## What is expected
Gather all lines in the records below that include the word "₉₉Fe₀".

Records contained in a dataset:
[Start]

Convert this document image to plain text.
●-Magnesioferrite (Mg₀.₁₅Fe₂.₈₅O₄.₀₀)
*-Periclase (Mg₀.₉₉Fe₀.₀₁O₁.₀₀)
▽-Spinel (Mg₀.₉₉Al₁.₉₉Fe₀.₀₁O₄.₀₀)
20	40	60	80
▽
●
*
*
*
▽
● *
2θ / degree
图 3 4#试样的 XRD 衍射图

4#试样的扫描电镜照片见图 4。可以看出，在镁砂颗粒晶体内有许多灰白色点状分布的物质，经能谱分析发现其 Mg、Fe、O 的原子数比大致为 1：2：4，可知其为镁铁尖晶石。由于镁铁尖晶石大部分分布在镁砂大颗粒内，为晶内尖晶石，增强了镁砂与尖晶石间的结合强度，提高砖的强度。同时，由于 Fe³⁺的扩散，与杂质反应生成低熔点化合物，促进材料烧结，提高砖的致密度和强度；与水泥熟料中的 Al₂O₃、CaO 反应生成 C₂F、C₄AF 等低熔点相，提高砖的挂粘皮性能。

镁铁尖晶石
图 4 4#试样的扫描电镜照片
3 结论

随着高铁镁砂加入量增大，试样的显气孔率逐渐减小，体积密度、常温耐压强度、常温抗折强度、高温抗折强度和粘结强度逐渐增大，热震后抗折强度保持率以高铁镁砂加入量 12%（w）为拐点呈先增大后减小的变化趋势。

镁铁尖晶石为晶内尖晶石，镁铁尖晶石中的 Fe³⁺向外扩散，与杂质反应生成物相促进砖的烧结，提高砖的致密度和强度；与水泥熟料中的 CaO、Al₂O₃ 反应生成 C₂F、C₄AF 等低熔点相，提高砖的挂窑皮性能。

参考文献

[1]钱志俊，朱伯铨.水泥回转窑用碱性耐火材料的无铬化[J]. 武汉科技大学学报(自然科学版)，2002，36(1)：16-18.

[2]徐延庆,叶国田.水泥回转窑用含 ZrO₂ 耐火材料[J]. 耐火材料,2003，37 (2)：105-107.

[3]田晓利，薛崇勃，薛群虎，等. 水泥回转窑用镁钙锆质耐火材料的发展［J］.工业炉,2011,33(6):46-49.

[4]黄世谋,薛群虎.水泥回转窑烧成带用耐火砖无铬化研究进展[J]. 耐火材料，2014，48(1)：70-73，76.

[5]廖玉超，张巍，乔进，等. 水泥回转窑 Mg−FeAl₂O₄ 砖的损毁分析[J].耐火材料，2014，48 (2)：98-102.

[End]

## The output
*-Periclase (Mg₀.₉₉Fe₀.₀₁O₁.₀₀)
▽-Spinel (Mg₀.₉₉Al₁.₉₉Fe₀.₀₁O₄.₀₀)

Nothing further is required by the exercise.